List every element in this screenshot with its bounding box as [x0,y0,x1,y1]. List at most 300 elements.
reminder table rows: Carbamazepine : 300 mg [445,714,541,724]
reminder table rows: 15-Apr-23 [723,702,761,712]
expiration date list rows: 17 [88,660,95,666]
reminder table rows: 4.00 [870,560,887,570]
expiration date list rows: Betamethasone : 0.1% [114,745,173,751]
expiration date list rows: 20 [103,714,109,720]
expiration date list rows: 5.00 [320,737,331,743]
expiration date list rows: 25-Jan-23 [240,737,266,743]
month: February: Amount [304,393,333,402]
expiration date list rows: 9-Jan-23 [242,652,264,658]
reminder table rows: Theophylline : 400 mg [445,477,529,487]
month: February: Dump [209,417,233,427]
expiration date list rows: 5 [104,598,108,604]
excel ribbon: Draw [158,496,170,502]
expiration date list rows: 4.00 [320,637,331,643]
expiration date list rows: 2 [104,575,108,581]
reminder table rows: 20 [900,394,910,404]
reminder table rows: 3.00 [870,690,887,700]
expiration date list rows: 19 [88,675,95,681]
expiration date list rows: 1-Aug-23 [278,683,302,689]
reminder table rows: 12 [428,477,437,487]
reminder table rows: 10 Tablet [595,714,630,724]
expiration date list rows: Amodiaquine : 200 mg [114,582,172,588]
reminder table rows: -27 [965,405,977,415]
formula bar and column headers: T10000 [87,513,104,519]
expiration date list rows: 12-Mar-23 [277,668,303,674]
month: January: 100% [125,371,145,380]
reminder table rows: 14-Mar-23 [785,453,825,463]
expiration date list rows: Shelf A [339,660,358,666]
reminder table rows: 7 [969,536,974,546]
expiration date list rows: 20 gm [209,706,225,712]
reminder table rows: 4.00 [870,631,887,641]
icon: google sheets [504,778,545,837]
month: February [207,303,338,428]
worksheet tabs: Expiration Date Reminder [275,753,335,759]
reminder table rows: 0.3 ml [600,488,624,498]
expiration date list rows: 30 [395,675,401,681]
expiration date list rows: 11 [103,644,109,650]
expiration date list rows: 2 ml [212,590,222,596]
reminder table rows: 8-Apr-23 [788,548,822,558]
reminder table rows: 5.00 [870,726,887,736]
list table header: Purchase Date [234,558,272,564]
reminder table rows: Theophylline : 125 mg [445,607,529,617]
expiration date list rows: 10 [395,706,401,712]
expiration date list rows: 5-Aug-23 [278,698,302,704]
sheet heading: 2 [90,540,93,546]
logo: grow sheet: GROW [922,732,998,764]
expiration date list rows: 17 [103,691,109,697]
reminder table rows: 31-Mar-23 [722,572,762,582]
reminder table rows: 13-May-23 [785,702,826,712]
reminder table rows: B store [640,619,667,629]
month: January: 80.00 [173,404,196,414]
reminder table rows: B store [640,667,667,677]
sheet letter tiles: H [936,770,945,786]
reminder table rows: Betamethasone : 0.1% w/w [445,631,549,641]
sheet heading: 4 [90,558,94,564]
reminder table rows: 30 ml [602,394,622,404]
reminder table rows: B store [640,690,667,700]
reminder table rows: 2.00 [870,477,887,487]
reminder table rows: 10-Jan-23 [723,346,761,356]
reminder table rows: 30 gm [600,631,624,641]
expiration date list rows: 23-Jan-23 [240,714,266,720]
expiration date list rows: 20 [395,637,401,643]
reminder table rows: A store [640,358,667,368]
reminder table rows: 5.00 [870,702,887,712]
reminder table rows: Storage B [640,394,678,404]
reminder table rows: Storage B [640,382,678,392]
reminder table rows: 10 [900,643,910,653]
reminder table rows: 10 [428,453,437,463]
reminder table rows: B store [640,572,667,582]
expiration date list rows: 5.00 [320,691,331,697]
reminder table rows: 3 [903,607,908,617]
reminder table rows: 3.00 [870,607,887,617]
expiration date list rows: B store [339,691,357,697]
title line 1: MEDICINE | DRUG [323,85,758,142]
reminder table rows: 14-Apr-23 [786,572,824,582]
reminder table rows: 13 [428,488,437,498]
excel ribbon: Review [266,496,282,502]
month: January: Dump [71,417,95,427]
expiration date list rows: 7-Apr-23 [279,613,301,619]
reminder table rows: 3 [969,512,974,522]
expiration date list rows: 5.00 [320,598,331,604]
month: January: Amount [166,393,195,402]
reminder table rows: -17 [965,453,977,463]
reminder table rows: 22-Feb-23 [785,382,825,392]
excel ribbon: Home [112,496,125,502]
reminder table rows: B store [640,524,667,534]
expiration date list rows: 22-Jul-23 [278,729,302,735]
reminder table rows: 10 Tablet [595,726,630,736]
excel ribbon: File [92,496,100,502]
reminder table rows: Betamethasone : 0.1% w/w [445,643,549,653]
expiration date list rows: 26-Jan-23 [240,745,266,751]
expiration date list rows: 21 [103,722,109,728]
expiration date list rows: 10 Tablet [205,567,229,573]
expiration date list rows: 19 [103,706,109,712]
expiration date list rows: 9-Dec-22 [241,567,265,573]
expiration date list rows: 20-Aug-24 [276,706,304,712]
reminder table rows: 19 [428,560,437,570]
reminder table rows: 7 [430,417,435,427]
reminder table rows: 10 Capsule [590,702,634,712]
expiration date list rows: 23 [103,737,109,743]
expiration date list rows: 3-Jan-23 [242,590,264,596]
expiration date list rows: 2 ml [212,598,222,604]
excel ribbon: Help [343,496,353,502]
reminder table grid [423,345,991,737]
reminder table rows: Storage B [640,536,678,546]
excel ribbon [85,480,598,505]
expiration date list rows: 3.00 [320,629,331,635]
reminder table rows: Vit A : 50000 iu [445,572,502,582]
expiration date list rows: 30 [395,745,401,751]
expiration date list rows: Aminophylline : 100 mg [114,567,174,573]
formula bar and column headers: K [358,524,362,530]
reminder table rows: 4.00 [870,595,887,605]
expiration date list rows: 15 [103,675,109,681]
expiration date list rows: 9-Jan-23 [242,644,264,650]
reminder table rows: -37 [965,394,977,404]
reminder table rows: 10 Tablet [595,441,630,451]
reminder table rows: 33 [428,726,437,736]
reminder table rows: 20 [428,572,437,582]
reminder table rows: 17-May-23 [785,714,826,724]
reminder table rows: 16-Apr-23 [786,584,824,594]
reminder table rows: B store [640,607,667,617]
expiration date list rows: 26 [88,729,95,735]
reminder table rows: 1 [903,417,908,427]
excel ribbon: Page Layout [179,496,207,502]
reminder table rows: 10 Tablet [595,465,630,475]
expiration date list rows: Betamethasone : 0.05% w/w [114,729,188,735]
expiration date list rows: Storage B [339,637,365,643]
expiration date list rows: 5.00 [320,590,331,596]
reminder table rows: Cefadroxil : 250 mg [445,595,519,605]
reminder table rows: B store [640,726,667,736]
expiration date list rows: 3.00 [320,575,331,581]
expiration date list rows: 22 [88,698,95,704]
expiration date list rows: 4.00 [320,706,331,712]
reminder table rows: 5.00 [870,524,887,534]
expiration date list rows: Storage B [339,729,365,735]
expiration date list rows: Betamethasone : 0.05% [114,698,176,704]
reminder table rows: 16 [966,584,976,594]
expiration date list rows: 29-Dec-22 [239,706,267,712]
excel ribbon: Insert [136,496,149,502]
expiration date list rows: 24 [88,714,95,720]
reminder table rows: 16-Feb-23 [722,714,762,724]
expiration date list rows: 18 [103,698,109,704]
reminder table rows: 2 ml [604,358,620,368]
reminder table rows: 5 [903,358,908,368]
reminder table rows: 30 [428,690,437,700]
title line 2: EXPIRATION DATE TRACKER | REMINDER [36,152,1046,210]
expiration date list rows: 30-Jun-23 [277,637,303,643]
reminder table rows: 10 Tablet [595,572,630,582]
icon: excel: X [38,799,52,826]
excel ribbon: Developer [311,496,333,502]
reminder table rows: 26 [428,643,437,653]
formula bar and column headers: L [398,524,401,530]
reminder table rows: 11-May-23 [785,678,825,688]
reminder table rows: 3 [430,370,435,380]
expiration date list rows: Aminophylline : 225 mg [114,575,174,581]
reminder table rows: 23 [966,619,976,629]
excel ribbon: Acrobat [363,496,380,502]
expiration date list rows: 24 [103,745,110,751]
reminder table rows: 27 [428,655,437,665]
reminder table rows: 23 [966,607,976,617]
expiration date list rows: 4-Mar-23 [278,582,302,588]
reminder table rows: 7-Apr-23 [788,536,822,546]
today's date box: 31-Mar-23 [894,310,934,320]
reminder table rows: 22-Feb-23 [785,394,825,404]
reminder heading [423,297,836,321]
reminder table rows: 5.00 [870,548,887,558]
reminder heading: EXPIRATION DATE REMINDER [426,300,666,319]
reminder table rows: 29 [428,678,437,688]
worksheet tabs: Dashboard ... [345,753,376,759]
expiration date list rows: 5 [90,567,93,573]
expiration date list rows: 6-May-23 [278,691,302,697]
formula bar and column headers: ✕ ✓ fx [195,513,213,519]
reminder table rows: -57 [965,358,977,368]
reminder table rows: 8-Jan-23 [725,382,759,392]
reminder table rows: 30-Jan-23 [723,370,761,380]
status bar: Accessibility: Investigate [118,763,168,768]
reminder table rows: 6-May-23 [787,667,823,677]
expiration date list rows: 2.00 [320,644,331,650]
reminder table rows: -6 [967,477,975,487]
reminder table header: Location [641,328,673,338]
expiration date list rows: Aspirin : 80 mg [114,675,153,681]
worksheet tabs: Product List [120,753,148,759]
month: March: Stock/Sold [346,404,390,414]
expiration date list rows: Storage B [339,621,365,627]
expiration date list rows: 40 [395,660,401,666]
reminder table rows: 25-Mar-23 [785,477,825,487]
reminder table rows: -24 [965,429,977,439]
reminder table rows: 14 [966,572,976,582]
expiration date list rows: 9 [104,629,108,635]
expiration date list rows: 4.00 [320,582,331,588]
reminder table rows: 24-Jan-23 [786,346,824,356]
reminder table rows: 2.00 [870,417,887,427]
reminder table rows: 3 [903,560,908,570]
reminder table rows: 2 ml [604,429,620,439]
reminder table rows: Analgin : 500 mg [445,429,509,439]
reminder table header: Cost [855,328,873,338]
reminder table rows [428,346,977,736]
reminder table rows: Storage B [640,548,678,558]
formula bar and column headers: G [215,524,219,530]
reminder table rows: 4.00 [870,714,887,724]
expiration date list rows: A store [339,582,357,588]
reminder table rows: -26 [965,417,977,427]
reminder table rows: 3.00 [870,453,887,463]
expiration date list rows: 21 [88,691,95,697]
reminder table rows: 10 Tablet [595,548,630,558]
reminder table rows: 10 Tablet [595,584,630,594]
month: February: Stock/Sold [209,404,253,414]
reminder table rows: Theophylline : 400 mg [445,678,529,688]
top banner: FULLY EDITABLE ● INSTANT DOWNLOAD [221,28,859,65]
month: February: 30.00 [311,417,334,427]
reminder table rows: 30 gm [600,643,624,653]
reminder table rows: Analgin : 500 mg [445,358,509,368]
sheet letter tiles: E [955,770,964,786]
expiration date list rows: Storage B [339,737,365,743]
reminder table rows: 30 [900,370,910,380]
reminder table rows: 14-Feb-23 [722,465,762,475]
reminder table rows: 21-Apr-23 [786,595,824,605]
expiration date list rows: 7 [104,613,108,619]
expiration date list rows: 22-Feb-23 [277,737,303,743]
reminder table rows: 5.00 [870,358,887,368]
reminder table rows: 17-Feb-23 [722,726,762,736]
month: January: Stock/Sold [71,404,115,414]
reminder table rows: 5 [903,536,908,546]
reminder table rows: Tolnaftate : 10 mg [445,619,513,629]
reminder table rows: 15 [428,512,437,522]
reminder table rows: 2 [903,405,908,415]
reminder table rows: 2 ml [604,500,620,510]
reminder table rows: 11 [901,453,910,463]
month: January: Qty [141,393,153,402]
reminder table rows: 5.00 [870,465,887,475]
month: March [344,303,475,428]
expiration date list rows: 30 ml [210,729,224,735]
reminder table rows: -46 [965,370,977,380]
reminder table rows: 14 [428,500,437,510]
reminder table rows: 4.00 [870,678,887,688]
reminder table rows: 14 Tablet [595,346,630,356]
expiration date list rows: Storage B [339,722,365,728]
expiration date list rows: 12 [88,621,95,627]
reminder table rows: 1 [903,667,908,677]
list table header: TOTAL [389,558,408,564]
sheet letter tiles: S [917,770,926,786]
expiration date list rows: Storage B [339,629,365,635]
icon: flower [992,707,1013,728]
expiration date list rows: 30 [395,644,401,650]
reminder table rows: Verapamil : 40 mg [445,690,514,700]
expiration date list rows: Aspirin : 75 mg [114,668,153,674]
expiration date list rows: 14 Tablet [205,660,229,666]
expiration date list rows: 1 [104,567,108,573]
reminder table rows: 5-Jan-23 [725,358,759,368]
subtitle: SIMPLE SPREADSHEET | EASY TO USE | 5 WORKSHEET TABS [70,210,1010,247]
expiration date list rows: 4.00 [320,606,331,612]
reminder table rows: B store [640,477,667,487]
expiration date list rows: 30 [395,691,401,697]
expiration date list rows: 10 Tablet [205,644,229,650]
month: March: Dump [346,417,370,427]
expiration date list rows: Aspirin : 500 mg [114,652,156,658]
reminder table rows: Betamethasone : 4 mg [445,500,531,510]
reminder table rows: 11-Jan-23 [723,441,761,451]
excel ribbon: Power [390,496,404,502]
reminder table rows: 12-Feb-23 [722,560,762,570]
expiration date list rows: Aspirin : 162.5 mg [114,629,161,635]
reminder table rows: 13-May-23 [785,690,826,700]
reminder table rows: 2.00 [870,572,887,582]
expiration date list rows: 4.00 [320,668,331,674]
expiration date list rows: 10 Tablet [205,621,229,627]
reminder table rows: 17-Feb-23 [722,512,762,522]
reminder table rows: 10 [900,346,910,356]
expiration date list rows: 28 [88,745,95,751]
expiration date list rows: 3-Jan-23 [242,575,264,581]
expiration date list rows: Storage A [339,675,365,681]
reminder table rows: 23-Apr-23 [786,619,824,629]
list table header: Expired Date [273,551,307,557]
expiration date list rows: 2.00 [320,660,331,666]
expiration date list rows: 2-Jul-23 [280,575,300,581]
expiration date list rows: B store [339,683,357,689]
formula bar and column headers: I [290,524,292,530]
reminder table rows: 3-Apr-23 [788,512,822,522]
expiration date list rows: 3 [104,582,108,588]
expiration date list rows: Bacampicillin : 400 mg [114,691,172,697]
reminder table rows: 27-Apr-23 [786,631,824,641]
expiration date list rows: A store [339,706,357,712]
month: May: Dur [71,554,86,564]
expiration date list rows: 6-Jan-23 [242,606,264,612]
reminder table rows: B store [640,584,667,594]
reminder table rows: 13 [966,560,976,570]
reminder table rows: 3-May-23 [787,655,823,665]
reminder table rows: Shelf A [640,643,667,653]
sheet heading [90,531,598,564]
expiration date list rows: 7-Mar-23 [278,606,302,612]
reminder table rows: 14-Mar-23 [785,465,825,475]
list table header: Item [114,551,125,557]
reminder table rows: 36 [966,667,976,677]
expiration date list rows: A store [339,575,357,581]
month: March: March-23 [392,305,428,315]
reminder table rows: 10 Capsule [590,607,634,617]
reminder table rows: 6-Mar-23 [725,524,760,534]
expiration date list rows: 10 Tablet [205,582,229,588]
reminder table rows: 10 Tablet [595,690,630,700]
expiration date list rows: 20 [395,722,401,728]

* What this task involves:
Render everything from the start of the records down to the line containing "reminder table rows: 4.00 [870,560,887,570]", both included, as a Markdown table with the columns No. and Entry, giving each line its row number and omitting blank lines.

* Solution for this exercise:
| No. | Entry |
|---|---|
| 1 | List every element in this screenshot with its bounding box as [x0,y0,x1,y1]. List at most 300 elements. |
| 2 | reminder table rows: Carbamazepine : 300 mg [445,714,541,724] |
| 3 | reminder table rows: 15-Apr-23 [723,702,761,712] |
| 4 | expiration date list rows: 17 [88,660,95,666] |
| 5 | reminder table rows: 4.00 [870,560,887,570] |